-- start Records supplied --
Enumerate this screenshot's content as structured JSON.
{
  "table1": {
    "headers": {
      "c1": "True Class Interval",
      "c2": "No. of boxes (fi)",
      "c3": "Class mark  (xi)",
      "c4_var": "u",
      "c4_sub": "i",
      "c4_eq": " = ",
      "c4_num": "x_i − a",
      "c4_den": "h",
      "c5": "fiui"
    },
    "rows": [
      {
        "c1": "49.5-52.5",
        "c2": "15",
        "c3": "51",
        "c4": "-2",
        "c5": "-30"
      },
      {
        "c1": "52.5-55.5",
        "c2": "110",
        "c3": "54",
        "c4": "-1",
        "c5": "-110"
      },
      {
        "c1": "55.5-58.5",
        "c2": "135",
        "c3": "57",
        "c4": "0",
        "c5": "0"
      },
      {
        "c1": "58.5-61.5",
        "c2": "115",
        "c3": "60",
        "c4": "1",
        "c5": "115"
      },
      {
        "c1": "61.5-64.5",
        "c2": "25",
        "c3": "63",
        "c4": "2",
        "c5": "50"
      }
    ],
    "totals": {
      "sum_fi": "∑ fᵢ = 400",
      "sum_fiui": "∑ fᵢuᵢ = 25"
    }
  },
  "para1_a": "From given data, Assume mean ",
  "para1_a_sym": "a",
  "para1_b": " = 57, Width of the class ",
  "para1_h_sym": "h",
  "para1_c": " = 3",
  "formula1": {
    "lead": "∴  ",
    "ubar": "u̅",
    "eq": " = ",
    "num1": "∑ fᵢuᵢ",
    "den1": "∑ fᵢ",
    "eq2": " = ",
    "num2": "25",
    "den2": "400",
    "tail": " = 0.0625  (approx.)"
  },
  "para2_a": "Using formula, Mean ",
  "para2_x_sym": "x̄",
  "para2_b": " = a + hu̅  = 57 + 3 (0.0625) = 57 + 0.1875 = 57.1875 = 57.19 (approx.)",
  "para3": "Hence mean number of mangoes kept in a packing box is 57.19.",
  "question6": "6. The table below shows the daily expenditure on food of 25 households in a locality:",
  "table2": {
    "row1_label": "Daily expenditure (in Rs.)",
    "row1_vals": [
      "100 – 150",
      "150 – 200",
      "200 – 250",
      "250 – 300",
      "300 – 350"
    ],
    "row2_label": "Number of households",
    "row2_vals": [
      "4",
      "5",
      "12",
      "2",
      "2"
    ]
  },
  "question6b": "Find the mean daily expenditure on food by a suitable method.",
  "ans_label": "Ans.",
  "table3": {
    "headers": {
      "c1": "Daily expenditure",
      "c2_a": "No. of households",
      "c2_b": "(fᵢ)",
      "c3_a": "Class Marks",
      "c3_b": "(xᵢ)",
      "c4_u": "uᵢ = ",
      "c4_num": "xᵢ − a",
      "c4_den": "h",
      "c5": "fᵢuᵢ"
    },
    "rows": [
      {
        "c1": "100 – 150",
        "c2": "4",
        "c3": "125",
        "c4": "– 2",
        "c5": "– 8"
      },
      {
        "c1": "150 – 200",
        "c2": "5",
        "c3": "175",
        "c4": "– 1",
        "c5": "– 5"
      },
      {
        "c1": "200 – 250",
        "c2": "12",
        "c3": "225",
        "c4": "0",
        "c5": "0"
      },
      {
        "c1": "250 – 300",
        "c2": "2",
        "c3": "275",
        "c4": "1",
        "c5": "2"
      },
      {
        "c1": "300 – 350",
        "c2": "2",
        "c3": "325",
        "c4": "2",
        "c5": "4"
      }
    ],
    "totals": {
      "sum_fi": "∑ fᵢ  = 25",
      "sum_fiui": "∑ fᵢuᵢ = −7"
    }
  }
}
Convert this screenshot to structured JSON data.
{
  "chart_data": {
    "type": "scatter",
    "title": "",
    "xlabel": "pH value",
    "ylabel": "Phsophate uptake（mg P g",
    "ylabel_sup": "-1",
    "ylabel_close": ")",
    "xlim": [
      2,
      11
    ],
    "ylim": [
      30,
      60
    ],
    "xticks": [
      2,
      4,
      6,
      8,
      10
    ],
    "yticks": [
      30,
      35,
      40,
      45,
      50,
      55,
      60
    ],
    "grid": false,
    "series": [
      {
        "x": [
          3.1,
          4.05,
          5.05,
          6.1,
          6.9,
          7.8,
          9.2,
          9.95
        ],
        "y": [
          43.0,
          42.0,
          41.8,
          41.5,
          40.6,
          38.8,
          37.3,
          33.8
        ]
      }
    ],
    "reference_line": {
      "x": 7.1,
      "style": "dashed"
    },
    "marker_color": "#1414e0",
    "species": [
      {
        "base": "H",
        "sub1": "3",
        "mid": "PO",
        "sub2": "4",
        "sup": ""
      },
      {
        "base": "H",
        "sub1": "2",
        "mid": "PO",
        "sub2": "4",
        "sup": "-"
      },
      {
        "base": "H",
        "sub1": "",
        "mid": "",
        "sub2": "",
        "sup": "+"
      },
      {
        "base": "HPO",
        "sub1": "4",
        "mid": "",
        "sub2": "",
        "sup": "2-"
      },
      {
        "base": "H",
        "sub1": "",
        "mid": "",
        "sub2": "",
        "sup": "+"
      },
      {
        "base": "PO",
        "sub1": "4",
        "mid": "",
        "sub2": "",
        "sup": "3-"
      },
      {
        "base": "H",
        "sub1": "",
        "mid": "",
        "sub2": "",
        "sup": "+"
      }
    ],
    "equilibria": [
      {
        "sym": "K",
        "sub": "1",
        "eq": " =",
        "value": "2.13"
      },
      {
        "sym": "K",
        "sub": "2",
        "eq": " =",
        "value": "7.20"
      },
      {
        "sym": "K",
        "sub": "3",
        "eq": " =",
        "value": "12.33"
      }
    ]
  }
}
-- end Records supplied --
• [Requirement]:
Reproduce the listing above word for word.

• [Solution for this exercise]:
Enumerate this screenshot's content as structured JSON.
{
  "table1": {
    "headers": {
      "c1": "True Class Interval",
      "c2": "No. of boxes (fi)",
      "c3": "Class mark  (xi)",
      "c4_var": "u",
      "c4_sub": "i",
      "c4_eq": " = ",
      "c4_num": "x_i − a",
      "c4_den": "h",
      "c5": "fiui"
    },
    "rows": [
      {
        "c1": "49.5-52.5",
        "c2": "15",
        "c3": "51",
        "c4": "-2",
        "c5": "-30"
      },
      {
        "c1": "52.5-55.5",
        "c2": "110",
        "c3": "54",
        "c4": "-1",
        "c5": "-110"
      },
      {
        "c1": "55.5-58.5",
        "c2": "135",
        "c3": "57",
        "c4": "0",
        "c5": "0"
      },
      {
        "c1": "58.5-61.5",
        "c2": "115",
        "c3": "60",
        "c4": "1",
        "c5": "115"
      },
      {
        "c1": "61.5-64.5",
        "c2": "25",
        "c3": "63",
        "c4": "2",
        "c5": "50"
      }
    ],
    "totals": {
      "sum_fi": "∑ fᵢ = 400",
      "sum_fiui": "∑ fᵢuᵢ = 25"
    }
  },
  "para1_a": "From given data, Assume mean ",
  "para1_a_sym": "a",
  "para1_b": " = 57, Width of the class ",
  "para1_h_sym": "h",
  "para1_c": " = 3",
  "formula1": {
    "lead": "∴  ",
    "ubar": "u̅",
    "eq": " = ",
    "num1": "∑ fᵢuᵢ",
    "den1": "∑ fᵢ",
    "eq2": " = ",
    "num2": "25",
    "den2": "400",
    "tail": " = 0.0625  (approx.)"
  },
  "para2_a": "Using formula, Mean ",
  "para2_x_sym": "x̄",
  "para2_b": " = a + hu̅  = 57 + 3 (0.0625) = 57 + 0.1875 = 57.1875 = 57.19 (approx.)",
  "para3": "Hence mean number of mangoes kept in a packing box is 57.19.",
  "question6": "6. The table below shows the daily expenditure on food of 25 households in a locality:",
  "table2": {
    "row1_label": "Daily expenditure (in Rs.)",
    "row1_vals": [
      "100 – 150",
      "150 – 200",
      "200 – 250",
      "250 – 300",
      "300 – 350"
    ],
    "row2_label": "Number of households",
    "row2_vals": [
      "4",
      "5",
      "12",
      "2",
      "2"
    ]
  },
  "question6b": "Find the mean daily expenditure on food by a suitable method.",
  "ans_label": "Ans.",
  "table3": {
    "headers": {
      "c1": "Daily expenditure",
      "c2_a": "No. of households",
      "c2_b": "(fᵢ)",
      "c3_a": "Class Marks",
      "c3_b": "(xᵢ)",
      "c4_u": "uᵢ = ",
      "c4_num": "xᵢ − a",
      "c4_den": "h",
      "c5": "fᵢuᵢ"
    },
    "rows": [
      {
        "c1": "100 – 150",
        "c2": "4",
        "c3": "125",
        "c4": "– 2",
        "c5": "– 8"
      },
      {
        "c1": "150 – 200",
        "c2": "5",
        "c3": "175",
        "c4": "– 1",
        "c5": "– 5"
      },
      {
        "c1": "200 – 250",
        "c2": "12",
        "c3": "225",
        "c4": "0",
        "c5": "0"
      },
      {
        "c1": "250 – 300",
        "c2": "2",
        "c3": "275",
        "c4": "1",
        "c5": "2"
      },
      {
        "c1": "300 – 350",
        "c2": "2",
        "c3": "325",
        "c4": "2",
        "c5": "4"
      }
    ],
    "totals": {
      "sum_fi": "∑ fᵢ  = 25",
      "sum_fiui": "∑ fᵢuᵢ = −7"
    }
  }
}
Convert this screenshot to structured JSON data.
{
  "chart_data": {
    "type": "scatter",
    "title": "",
    "xlabel": "pH value",
    "ylabel": "Phsophate uptake（mg P g",
    "ylabel_sup": "-1",
    "ylabel_close": ")",
    "xlim": [
      2,
      11
    ],
    "ylim": [
      30,
      60
    ],
    "xticks": [
      2,
      4,
      6,
      8,
      10
    ],
    "yticks": [
      30,
      35,
      40,
      45,
      50,
      55,
      60
    ],
    "grid": false,
    "series": [
      {
        "x": [
          3.1,
          4.05,
          5.05,
          6.1,
          6.9,
          7.8,
          9.2,
          9.95
        ],
        "y": [
          43.0,
          42.0,
          41.8,
          41.5,
          40.6,
          38.8,
          37.3,
          33.8
        ]
      }
    ],
    "reference_line": {
      "x": 7.1,
      "style": "dashed"
    },
    "marker_color": "#1414e0",
    "species": [
      {
        "base": "H",
        "sub1": "3",
        "mid": "PO",
        "sub2": "4",
        "sup": ""
      },
      {
        "base": "H",
        "sub1": "2",
        "mid": "PO",
        "sub2": "4",
        "sup": "-"
      },
      {
        "base": "H",
        "sub1": "",
        "mid": "",
        "sub2": "",
        "sup": "+"
      },
      {
        "base": "HPO",
        "sub1": "4",
        "mid": "",
        "sub2": "",
        "sup": "2-"
      },
      {
        "base": "H",
        "sub1": "",
        "mid": "",
        "sub2": "",
        "sup": "+"
      },
      {
        "base": "PO",
        "sub1": "4",
        "mid": "",
        "sub2": "",
        "sup": "3-"
      },
      {
        "base": "H",
        "sub1": "",
        "mid": "",
        "sub2": "",
        "sup": "+"
      }
    ],
    "equilibria": [
      {
        "sym": "K",
        "sub": "1",
        "eq": " =",
        "value": "2.13"
      },
      {
        "sym": "K",
        "sub": "2",
        "eq": " =",
        "value": "7.20"
      },
      {
        "sym": "K",
        "sub": "3",
        "eq": " =",
        "value": "12.33"
      }
    ]
  }
}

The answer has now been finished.